### TASK DIRECTIONS
Repeat the data word for word. Do not include the pictures.

======

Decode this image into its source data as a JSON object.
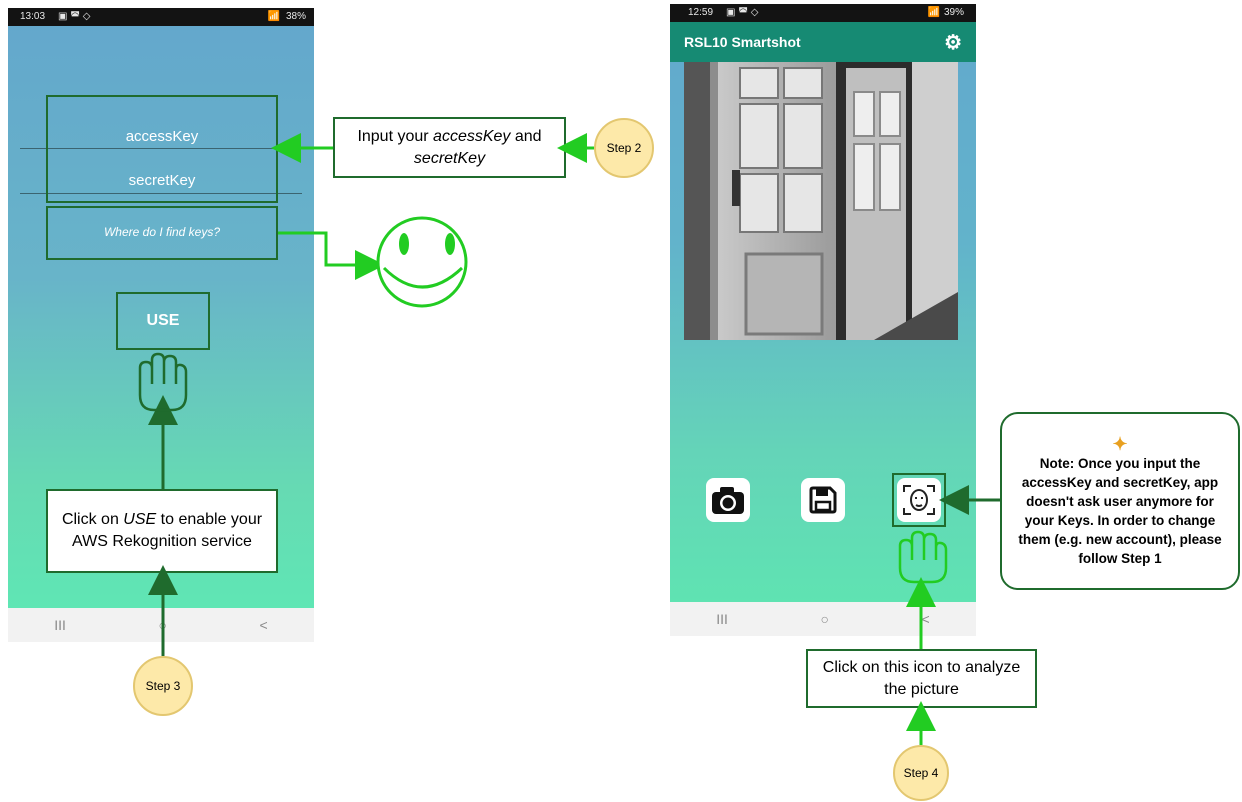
{
  "left_phone": {
    "status": {
      "time": "13:03",
      "battery": "38%"
    },
    "fields": {
      "access_key": "accessKey",
      "secret_key": "secretKey"
    },
    "find_keys_link": "Where do I find keys?",
    "use_button": "USE",
    "nav": {
      "recent": "III",
      "home": "○",
      "back": "<"
    }
  },
  "right_phone": {
    "status": {
      "time": "12:59",
      "battery": "39%"
    },
    "app_title": "RSL10 Smartshot",
    "nav": {
      "recent": "III",
      "home": "○",
      "back": "<"
    }
  },
  "annotations": {
    "step2_text_a": "Input your ",
    "step2_text_b": "accessKey",
    "step2_text_c": " and ",
    "step2_text_d": "secretKey",
    "step3_text_a": "Click on ",
    "step3_text_b": "USE",
    "step3_text_c": " to enable your AWS Rekognition service",
    "step4_text": "Click on this icon to analyze the picture",
    "note_text": "Note: Once you input the accessKey and secretKey, app doesn't ask user anymore for your Keys. In order to change them (e.g. new account), please follow Step 1",
    "step2_label": "Step 2",
    "step3_label": "Step 3",
    "step4_label": "Step 4"
  },
  "colors": {
    "annotation_green": "#1f6b2d",
    "arrow_green": "#22cc22",
    "step_fill": "#fde9a9"
  }
}
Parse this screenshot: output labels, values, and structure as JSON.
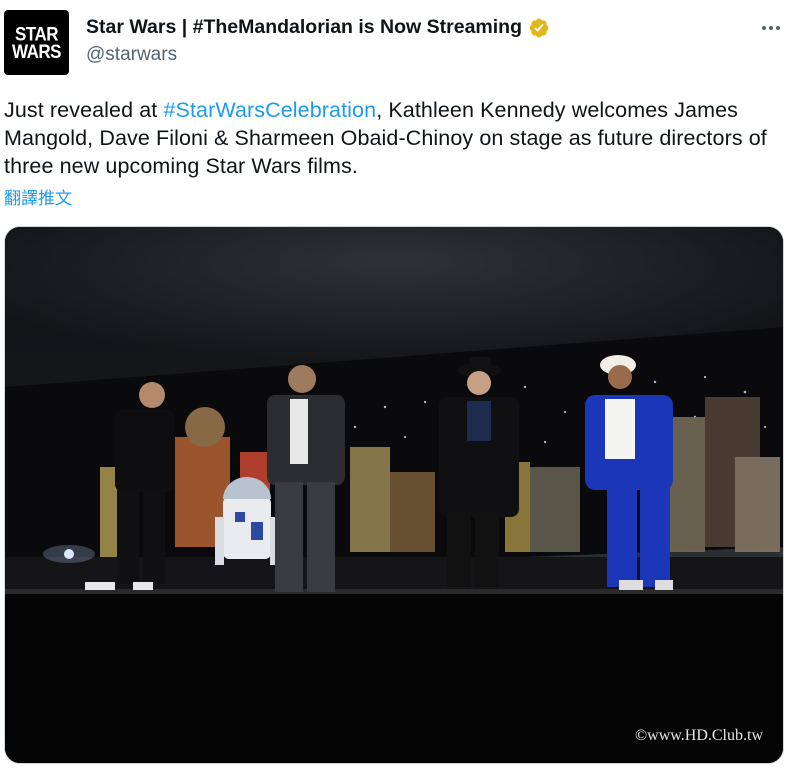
{
  "tweet": {
    "display_name": "Star Wars | #TheMandalorian is Now Streaming",
    "handle": "@starwars",
    "logo_lines": [
      "STAR",
      "WARS"
    ],
    "text_before": "Just revealed at ",
    "hashtag": "#StarWarsCelebration",
    "text_after": ", Kathleen Kennedy welcomes James Mangold, Dave Filoni & Sharmeen Obaid-Chinoy on stage as future directors of three new upcoming Star Wars films.",
    "translate_label": "翻譯推文",
    "more_icon": "more-horizontal-icon",
    "verified_icon": "verified-badge-icon"
  },
  "photo": {
    "watermark": "©www.HD.Club.tw"
  },
  "colors": {
    "text": "#0f1419",
    "secondary": "#536471",
    "link": "#1d9bf0",
    "verified_gold": "#e2b719"
  }
}
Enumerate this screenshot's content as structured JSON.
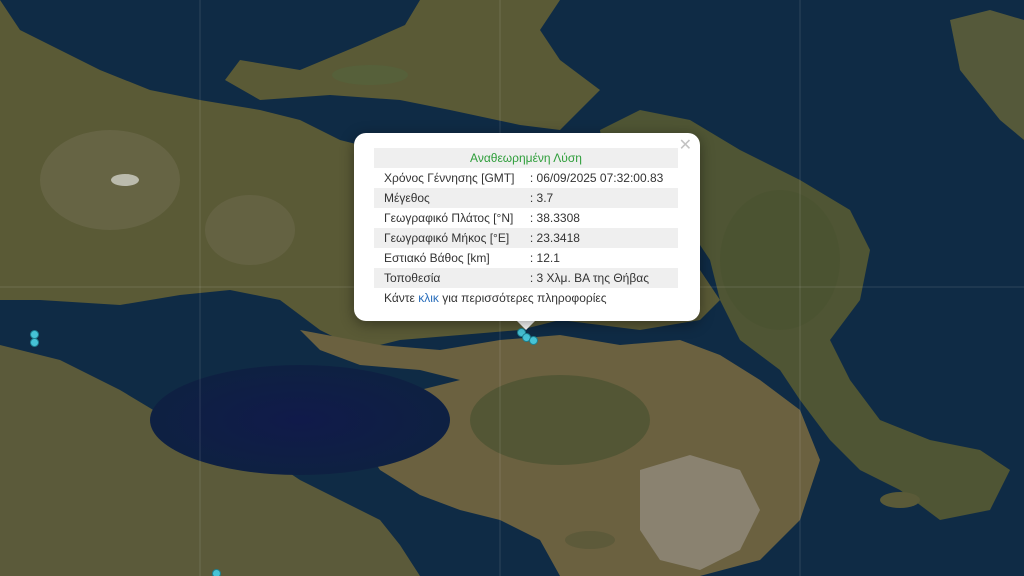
{
  "popup": {
    "title": "Αναθεωρημένη Λύση",
    "close_icon": "close-icon",
    "rows": [
      {
        "label": "Χρόνος Γέννησης [GMT]",
        "value": ": 06/09/2025 07:32:00.83"
      },
      {
        "label": "Μέγεθος",
        "value": ": 3.7"
      },
      {
        "label": "Γεωγραφικό Πλάτος [°N]",
        "value": ": 38.3308"
      },
      {
        "label": "Γεωγραφικό Μήκος [°E]",
        "value": ": 23.3418"
      },
      {
        "label": "Εστιακό Βάθος [km]",
        "value": ": 12.1"
      },
      {
        "label": "Τοποθεσία",
        "value": ": 3 Χλμ. ΒΑ της Θήβας"
      }
    ],
    "more_prefix": "Κάντε ",
    "more_link": "κλικ",
    "more_suffix": " για περισσότερες πληροφορίες"
  },
  "colors": {
    "title": "#2e9e3a",
    "link": "#2a6ebb",
    "marker": "#46c3d6",
    "sea": "#0e2a44",
    "land": "#5d5a38"
  }
}
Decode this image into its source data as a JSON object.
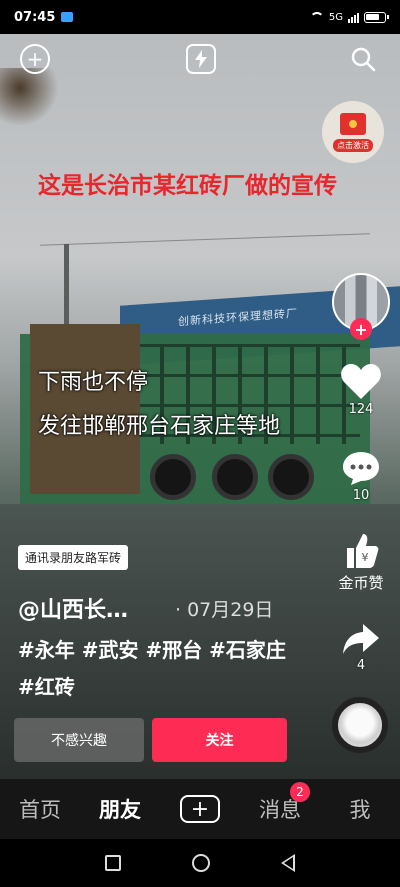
{
  "status_bar": {
    "time": "07:45",
    "network": "5G"
  },
  "video": {
    "caption_red": "这是长治市某红砖厂做的宣传",
    "caption_line1": "下雨也不停",
    "caption_line2": "发往邯郸邢台石家庄等地",
    "sign_text": "创新科技环保理想砖厂"
  },
  "top_bar": {
    "left_icon": "add-circle-icon",
    "center_icon": "flash-icon",
    "right_icon": "search-icon"
  },
  "red_packet": {
    "label": "点击激活"
  },
  "right_actions": {
    "likes": "124",
    "comments": "10",
    "coin_label": "金币赞",
    "shares": "4"
  },
  "info": {
    "chip": "通讯录朋友路军砖",
    "author": "@山西长…",
    "date": "· 07月29日",
    "hashtags": "#永年 #武安 #邢台 #石家庄 #红砖"
  },
  "buttons": {
    "not_interested": "不感兴趣",
    "follow": "关注"
  },
  "tabbar": {
    "home": "首页",
    "friends": "朋友",
    "messages": "消息",
    "messages_badge": "2",
    "me": "我"
  },
  "colors": {
    "accent": "#fe2c55",
    "caption_red": "#e8262c",
    "tabbar_bg": "#161616"
  }
}
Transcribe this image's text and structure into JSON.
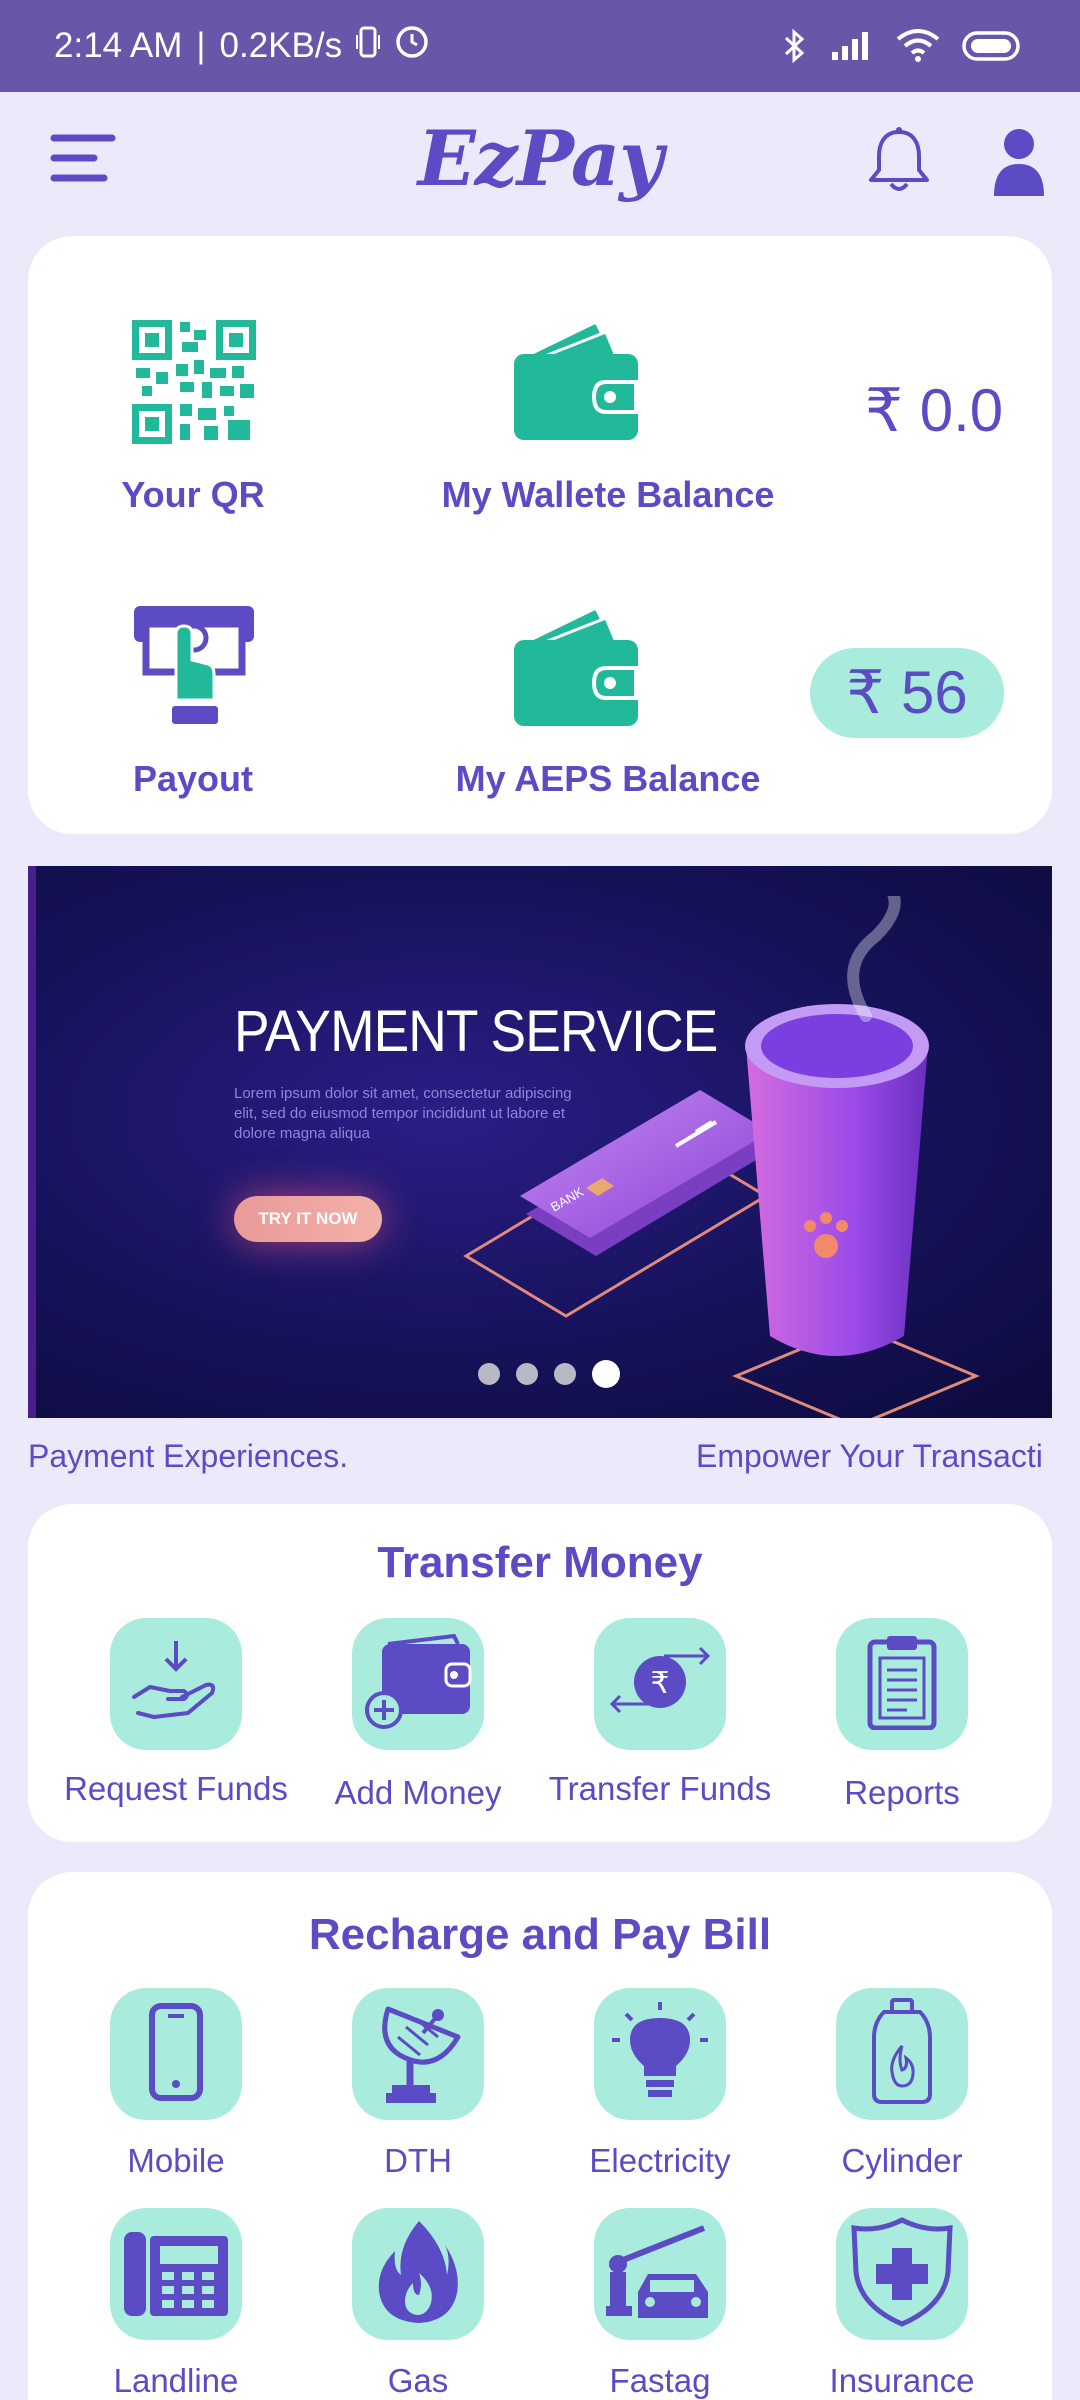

======

### SOLUTION FOR THIS TASK
Decode this image into its source data as a JSON object.
{
  "left_phone": {
    "status": {
      "time": "13:03",
      "battery": "38%"
    },
    "fields": {
      "access_key": "accessKey",
      "secret_key": "secretKey"
    },
    "find_keys_link": "Where do I find keys?",
    "use_button": "USE",
    "nav": {
      "recent": "III",
      "home": "○",
      "back": "<"
    }
  },
  "right_phone": {
    "status": {
      "time": "12:59",
      "battery": "39%"
    },
    "app_title": "RSL10 Smartshot",
    "nav": {
      "recent": "III",
      "home": "○",
      "back": "<"
    }
  },
  "annotations": {
    "step2_text_a": "Input your ",
    "step2_text_b": "accessKey",
    "step2_text_c": " and ",
    "step2_text_d": "secretKey",
    "step3_text_a": "Click on ",
    "step3_text_b": "USE",
    "step3_text_c": " to enable your AWS Rekognition service",
    "step4_text": "Click on this icon to analyze the picture",
    "note_text": "Note: Once you input the accessKey and secretKey, app doesn't ask user anymore for your Keys. In order to change them (e.g. new account), please follow Step 1",
    "step2_label": "Step 2",
    "step3_label": "Step 3",
    "step4_label": "Step 4"
  },
  "colors": {
    "annotation_green": "#1f6b2d",
    "arrow_green": "#22cc22",
    "step_fill": "#fde9a9"
  }
}
Parse this screenshot: output labels, values, and structure as JSON.
{
  "tweet": {
    "display_name": "Star Wars | #TheMandalorian is Now Streaming",
    "handle": "@starwars",
    "logo_lines": [
      "STAR",
      "WARS"
    ],
    "text_before": "Just revealed at ",
    "hashtag": "#StarWarsCelebration",
    "text_after": ", Kathleen Kennedy welcomes James Mangold, Dave Filoni & Sharmeen Obaid-Chinoy on stage as future directors of three new upcoming Star Wars films.",
    "translate_label": "翻譯推文",
    "more_icon": "more-horizontal-icon",
    "verified_icon": "verified-badge-icon"
  },
  "photo": {
    "watermark": "©www.HD.Club.tw"
  },
  "colors": {
    "text": "#0f1419",
    "secondary": "#536471",
    "link": "#1d9bf0",
    "verified_gold": "#e2b719"
  }
}
Enumerate this screenshot's content as structured JSON.
{
  "popup": {
    "title": "Αναθεωρημένη Λύση",
    "close_icon": "close-icon",
    "rows": [
      {
        "label": "Χρόνος Γέννησης [GMT]",
        "value": ": 06/09/2025 07:32:00.83"
      },
      {
        "label": "Μέγεθος",
        "value": ": 3.7"
      },
      {
        "label": "Γεωγραφικό Πλάτος [°N]",
        "value": ": 38.3308"
      },
      {
        "label": "Γεωγραφικό Μήκος [°E]",
        "value": ": 23.3418"
      },
      {
        "label": "Εστιακό Βάθος [km]",
        "value": ": 12.1"
      },
      {
        "label": "Τοποθεσία",
        "value": ": 3 Χλμ. ΒΑ της Θήβας"
      }
    ],
    "more_prefix": "Κάντε ",
    "more_link": "κλικ",
    "more_suffix": " για περισσότερες πληροφορίες"
  },
  "colors": {
    "title": "#2e9e3a",
    "link": "#2a6ebb",
    "marker": "#46c3d6",
    "sea": "#0e2a44",
    "land": "#5d5a38"
  }
}
Decode this image into its source data as a JSON object.
{
  "status_bar": {
    "time": "07:45",
    "network": "5G"
  },
  "video": {
    "caption_red": "这是长治市某红砖厂做的宣传",
    "caption_line1": "下雨也不停",
    "caption_line2": "发往邯郸邢台石家庄等地",
    "sign_text": "创新科技环保理想砖厂"
  },
  "top_bar": {
    "left_icon": "add-circle-icon",
    "center_icon": "flash-icon",
    "right_icon": "search-icon"
  },
  "red_packet": {
    "label": "点击激活"
  },
  "right_actions": {
    "likes": "124",
    "comments": "10",
    "coin_label": "金币赞",
    "shares": "4"
  },
  "info": {
    "chip": "通讯录朋友路军砖",
    "author": "@山西长…",
    "date": "· 07月29日",
    "hashtags": "#永年 #武安 #邢台 #石家庄 #红砖"
  },
  "buttons": {
    "not_interested": "不感兴趣",
    "follow": "关注"
  },
  "tabbar": {
    "home": "首页",
    "friends": "朋友",
    "messages": "消息",
    "messages_badge": "2",
    "me": "我"
  },
  "colors": {
    "accent": "#fe2c55",
    "caption_red": "#e8262c",
    "tabbar_bg": "#161616"
  }
}
Transcribe this image's text and structure into JSON.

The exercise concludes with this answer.